Task details: Copy the listing below verbatim, from its first line through the line containing "day-info: Sunrise: 5:56 AMSunset: 5:40 PMDaylight:… <box>663", including both ends.
-- START OF Records for the task --
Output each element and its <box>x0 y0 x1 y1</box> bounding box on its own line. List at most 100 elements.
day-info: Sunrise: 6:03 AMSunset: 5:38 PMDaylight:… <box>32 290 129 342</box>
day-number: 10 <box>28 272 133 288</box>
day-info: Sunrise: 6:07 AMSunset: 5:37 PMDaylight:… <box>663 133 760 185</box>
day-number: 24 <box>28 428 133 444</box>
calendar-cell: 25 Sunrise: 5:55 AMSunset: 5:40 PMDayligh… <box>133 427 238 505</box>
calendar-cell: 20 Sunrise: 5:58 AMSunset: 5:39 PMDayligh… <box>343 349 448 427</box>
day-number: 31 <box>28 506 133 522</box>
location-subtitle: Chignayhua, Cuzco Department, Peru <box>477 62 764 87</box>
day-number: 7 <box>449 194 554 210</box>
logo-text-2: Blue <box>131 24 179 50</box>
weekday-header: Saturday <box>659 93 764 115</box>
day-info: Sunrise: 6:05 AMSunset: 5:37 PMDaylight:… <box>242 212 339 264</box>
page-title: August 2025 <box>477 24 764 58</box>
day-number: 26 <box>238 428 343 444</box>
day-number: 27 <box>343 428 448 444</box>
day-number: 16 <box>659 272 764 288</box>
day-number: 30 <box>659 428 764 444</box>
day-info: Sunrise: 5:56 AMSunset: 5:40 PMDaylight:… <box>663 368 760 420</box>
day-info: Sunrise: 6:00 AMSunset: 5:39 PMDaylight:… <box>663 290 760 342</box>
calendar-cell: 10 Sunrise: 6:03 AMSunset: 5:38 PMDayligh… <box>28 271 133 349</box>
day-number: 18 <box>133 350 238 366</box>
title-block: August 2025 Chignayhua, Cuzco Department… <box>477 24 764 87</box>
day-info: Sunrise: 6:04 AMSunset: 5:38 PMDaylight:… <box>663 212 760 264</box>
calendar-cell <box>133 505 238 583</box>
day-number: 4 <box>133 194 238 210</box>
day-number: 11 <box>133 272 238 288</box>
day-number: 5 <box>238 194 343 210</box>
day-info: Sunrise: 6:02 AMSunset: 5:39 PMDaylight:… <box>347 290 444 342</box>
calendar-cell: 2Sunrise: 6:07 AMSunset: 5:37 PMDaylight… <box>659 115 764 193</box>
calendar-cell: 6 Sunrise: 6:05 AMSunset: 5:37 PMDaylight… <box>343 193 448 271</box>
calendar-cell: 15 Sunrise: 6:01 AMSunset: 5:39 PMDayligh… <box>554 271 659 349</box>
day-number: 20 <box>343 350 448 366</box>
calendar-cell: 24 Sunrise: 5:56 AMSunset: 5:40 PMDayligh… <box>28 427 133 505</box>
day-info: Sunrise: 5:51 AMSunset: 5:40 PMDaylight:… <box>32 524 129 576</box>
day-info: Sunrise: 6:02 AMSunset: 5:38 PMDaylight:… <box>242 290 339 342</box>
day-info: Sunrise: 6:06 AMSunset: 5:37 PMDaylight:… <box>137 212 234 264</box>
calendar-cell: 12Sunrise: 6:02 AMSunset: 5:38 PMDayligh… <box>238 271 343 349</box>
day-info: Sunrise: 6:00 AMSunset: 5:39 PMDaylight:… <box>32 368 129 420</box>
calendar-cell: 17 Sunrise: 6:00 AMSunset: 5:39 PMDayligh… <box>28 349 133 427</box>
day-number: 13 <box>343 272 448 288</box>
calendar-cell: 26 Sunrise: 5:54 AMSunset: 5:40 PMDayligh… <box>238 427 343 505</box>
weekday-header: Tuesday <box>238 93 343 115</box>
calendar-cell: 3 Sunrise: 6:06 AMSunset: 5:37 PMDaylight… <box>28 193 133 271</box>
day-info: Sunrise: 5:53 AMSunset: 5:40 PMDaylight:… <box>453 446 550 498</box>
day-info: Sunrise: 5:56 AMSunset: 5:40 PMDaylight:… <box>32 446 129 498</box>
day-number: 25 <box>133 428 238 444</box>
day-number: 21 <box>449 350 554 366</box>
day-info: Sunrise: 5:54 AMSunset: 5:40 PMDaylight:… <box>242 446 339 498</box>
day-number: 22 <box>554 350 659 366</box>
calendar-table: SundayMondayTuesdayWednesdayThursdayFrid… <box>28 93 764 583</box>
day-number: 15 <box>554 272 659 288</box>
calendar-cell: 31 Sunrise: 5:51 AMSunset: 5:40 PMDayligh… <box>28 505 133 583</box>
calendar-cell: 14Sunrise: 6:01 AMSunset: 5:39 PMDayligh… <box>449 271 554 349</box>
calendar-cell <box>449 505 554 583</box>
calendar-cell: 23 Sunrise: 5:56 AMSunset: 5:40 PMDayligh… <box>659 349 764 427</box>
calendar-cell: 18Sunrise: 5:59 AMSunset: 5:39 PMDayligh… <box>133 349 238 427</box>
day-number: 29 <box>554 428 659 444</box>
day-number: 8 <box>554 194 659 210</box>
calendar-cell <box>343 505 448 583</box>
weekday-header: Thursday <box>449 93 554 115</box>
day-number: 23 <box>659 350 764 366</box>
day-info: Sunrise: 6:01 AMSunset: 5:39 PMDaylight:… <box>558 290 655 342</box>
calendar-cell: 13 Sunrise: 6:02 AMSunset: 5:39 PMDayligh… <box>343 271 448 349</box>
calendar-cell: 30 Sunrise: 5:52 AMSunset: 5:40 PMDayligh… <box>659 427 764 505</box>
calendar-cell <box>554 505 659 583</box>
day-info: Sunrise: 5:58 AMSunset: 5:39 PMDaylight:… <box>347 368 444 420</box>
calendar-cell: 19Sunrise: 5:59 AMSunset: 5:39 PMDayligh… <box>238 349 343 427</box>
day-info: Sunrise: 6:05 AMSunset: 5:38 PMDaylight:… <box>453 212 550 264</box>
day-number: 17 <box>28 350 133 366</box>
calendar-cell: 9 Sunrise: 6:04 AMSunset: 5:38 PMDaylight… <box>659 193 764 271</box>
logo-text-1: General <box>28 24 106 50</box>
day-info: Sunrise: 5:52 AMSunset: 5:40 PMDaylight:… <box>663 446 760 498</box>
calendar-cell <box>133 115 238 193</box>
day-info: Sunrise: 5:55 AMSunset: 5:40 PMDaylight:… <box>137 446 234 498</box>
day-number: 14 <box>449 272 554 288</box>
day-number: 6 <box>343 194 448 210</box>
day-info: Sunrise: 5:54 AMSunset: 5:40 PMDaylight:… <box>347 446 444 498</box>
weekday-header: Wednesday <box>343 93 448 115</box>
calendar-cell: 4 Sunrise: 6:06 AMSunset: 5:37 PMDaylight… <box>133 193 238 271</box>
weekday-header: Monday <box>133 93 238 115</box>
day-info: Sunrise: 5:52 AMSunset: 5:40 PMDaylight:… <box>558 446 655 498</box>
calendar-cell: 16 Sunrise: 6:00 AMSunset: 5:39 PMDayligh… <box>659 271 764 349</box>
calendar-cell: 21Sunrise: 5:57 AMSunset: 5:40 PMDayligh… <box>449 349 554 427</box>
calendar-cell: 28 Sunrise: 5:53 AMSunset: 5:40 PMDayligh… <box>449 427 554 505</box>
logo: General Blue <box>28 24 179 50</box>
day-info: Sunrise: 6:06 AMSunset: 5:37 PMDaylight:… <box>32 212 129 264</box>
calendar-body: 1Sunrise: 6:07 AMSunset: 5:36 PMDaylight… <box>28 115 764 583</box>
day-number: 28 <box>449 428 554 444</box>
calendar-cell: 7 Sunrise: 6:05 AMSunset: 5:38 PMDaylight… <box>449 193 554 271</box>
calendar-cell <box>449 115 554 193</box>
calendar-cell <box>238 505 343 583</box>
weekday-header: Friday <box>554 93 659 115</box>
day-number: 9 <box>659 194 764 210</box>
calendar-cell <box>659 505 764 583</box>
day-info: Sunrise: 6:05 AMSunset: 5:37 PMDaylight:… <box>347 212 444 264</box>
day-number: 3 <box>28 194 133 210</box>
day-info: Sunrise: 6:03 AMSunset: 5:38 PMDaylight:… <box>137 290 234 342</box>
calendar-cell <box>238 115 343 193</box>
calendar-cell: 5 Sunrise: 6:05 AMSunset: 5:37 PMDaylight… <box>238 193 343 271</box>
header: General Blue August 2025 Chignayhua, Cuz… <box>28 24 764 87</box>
-- END OF Records for the task --
Response to the task:
Output each element and its <box>x0 y0 x1 y1</box> bounding box on its own line. List at most 100 elements.
day-info: Sunrise: 6:03 AMSunset: 5:38 PMDaylight:… <box>32 290 129 342</box>
day-number: 10 <box>28 272 133 288</box>
day-info: Sunrise: 6:07 AMSunset: 5:37 PMDaylight:… <box>663 133 760 185</box>
day-number: 24 <box>28 428 133 444</box>
calendar-cell: 25 Sunrise: 5:55 AMSunset: 5:40 PMDayligh… <box>133 427 238 505</box>
calendar-cell: 20 Sunrise: 5:58 AMSunset: 5:39 PMDayligh… <box>343 349 448 427</box>
day-number: 31 <box>28 506 133 522</box>
location-subtitle: Chignayhua, Cuzco Department, Peru <box>477 62 764 87</box>
day-number: 7 <box>449 194 554 210</box>
logo-text-2: Blue <box>131 24 179 50</box>
weekday-header: Saturday <box>659 93 764 115</box>
day-info: Sunrise: 6:05 AMSunset: 5:37 PMDaylight:… <box>242 212 339 264</box>
page-title: August 2025 <box>477 24 764 58</box>
day-number: 26 <box>238 428 343 444</box>
day-number: 27 <box>343 428 448 444</box>
day-number: 16 <box>659 272 764 288</box>
day-number: 30 <box>659 428 764 444</box>
day-info: Sunrise: 5:56 AMSunset: 5:40 PMDaylight:… <box>663 368 760 420</box>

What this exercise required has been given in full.